DIRECTION: From the records below, pull each line that has "WHERE".
□ □ □ □
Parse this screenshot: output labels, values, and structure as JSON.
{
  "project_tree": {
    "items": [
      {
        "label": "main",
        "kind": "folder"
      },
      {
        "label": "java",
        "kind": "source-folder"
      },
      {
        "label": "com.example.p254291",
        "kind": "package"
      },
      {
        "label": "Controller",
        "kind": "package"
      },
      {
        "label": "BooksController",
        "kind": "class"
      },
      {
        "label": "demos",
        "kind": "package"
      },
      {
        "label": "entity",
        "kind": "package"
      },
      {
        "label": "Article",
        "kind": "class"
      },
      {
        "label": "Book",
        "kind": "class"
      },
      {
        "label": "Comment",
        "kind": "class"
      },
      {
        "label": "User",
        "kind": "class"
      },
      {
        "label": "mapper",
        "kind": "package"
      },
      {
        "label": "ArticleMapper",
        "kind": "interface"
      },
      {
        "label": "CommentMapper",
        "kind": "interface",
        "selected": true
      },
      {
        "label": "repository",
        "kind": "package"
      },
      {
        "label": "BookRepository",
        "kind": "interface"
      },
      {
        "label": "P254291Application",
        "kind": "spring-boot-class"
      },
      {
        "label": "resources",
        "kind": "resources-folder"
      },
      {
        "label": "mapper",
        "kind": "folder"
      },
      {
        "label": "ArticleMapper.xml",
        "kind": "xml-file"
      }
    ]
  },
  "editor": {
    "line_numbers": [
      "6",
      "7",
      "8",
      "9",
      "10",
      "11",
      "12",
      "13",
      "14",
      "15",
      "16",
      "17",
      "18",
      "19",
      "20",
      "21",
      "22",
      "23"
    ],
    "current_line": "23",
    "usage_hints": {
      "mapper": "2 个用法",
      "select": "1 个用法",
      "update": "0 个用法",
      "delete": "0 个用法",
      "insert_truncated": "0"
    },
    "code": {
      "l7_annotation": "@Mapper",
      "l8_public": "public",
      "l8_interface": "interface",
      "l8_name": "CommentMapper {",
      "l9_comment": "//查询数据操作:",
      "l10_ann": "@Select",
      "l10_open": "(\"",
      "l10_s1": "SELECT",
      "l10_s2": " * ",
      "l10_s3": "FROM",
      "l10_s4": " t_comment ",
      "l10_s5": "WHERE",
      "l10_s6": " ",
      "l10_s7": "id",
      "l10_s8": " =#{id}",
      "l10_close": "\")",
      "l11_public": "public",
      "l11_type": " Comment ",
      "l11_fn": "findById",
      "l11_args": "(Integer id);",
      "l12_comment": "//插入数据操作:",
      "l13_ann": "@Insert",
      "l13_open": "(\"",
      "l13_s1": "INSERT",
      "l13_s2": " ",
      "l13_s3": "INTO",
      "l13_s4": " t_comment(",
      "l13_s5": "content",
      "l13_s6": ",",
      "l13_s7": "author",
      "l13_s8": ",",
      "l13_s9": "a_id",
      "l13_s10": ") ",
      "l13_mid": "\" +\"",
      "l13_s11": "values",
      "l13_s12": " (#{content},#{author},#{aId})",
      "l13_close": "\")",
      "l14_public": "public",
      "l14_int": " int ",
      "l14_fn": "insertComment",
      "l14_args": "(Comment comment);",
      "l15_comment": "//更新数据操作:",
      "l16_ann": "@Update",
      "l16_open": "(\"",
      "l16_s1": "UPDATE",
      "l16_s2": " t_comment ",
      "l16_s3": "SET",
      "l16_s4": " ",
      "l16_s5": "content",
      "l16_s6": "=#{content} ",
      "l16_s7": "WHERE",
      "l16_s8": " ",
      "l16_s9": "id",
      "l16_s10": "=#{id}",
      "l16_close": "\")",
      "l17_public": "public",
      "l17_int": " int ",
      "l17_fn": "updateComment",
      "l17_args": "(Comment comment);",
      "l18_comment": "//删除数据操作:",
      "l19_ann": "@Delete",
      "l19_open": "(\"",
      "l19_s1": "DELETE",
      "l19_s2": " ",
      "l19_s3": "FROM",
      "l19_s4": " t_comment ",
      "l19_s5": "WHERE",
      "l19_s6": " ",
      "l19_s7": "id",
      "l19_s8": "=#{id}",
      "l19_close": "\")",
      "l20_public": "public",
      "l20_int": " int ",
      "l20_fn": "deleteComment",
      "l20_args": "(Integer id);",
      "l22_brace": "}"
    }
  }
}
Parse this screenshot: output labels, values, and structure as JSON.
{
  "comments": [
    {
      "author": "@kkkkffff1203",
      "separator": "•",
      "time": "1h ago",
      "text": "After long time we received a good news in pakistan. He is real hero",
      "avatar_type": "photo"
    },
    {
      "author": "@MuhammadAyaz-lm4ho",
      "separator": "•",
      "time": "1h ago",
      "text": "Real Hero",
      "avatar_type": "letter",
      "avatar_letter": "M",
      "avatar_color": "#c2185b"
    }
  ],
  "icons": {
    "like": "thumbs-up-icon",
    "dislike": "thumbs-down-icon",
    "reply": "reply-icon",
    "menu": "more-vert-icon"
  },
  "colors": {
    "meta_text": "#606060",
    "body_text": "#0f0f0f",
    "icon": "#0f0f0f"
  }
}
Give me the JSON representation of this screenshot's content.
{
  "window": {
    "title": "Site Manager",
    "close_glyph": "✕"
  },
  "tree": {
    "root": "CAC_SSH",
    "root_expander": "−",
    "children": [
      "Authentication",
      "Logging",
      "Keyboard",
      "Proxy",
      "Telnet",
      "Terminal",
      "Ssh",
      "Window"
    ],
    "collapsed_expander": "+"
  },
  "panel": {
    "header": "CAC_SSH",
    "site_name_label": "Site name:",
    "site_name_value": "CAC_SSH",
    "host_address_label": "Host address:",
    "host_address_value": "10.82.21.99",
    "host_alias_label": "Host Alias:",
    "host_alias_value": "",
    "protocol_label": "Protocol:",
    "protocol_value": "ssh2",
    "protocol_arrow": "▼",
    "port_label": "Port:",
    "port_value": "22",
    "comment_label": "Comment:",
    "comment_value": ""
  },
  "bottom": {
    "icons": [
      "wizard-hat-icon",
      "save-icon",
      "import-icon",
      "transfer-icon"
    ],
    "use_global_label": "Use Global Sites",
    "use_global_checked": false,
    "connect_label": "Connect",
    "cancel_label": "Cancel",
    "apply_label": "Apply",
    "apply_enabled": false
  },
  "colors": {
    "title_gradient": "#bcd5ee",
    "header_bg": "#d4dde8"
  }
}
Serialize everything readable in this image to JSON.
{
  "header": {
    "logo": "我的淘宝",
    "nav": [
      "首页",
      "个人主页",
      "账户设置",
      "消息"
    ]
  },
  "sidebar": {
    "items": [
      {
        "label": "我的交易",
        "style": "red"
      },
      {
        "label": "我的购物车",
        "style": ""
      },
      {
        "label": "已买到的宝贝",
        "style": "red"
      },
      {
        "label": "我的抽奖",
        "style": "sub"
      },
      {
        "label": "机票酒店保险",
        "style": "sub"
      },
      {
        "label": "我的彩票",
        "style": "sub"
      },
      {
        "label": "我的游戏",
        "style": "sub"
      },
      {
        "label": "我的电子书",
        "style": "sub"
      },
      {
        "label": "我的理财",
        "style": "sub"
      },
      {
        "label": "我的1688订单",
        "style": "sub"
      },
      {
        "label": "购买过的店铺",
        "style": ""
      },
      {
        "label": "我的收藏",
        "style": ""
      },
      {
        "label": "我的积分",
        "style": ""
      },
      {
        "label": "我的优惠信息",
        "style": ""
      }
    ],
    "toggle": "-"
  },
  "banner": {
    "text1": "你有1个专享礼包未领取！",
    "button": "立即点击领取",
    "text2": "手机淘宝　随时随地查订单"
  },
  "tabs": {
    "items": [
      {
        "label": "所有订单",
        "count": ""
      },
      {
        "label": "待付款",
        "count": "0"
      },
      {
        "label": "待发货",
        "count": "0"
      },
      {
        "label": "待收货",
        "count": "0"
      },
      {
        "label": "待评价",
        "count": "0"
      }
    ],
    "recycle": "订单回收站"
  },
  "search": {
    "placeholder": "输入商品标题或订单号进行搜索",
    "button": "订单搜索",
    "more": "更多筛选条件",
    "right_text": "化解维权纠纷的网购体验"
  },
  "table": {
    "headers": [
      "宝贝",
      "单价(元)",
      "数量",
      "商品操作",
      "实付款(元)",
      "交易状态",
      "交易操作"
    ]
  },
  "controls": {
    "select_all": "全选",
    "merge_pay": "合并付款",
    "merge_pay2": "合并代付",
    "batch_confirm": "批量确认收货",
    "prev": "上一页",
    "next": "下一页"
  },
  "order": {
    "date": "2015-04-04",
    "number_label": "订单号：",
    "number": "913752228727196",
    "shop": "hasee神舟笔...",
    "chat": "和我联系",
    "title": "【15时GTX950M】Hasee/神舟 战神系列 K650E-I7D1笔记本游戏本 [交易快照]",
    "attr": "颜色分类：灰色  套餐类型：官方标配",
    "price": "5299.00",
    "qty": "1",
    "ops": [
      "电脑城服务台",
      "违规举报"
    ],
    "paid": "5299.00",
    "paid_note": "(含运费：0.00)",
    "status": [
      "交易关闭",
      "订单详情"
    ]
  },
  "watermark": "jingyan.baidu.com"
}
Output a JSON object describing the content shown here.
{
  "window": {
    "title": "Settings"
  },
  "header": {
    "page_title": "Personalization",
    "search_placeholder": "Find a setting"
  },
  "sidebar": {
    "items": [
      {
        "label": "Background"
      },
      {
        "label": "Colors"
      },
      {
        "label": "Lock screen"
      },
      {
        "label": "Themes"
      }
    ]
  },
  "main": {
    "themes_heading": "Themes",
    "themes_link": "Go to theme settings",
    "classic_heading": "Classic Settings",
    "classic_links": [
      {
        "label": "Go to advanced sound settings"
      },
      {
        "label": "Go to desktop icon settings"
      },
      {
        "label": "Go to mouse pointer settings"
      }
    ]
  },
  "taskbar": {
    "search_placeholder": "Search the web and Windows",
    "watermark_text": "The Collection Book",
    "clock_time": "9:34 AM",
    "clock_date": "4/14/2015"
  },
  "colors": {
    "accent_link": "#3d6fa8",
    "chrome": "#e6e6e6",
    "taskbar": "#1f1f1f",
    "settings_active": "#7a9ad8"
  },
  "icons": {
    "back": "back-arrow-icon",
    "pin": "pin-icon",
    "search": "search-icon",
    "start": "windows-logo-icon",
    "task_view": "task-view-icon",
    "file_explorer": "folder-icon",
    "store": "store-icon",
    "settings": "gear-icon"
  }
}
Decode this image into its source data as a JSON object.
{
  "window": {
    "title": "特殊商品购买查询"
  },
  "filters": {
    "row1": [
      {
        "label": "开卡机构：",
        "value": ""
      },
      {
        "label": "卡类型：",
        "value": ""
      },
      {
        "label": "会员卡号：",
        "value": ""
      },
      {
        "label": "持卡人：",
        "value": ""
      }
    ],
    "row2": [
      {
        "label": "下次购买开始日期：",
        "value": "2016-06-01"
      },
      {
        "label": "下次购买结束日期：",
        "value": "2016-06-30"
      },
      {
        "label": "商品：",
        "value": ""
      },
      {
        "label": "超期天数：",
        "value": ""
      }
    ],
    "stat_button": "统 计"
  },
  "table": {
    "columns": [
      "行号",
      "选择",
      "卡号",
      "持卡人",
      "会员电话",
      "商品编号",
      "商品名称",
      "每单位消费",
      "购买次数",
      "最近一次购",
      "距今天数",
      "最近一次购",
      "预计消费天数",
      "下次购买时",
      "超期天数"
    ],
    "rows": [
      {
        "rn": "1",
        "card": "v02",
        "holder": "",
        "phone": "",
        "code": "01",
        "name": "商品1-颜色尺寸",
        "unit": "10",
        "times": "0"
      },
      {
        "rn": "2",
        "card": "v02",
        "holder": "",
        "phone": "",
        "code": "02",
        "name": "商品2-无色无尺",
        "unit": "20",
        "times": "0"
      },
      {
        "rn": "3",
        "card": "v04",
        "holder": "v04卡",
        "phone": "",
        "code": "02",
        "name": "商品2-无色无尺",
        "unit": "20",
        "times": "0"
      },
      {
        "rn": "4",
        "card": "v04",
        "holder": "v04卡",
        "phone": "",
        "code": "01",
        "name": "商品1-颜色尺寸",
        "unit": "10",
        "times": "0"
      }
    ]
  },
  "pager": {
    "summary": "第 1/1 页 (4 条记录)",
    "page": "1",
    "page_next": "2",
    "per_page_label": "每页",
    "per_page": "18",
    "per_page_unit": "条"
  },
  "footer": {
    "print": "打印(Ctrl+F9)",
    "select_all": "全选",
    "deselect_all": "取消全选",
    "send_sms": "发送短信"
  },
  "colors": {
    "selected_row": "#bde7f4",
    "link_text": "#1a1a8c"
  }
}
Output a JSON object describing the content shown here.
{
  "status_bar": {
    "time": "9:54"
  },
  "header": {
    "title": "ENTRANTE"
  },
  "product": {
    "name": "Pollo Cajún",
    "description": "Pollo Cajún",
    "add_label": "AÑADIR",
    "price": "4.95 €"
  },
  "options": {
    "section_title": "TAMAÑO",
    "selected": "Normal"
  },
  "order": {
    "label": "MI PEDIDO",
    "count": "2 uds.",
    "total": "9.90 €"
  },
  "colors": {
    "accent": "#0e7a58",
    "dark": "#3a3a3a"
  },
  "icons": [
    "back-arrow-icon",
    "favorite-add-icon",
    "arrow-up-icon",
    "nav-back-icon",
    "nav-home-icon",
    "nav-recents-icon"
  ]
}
□ □ □ □
THE SOLUTION:
      "l10_s5": "WHERE",
      "l16_s7": "WHERE",
      "l19_s5": "WHERE",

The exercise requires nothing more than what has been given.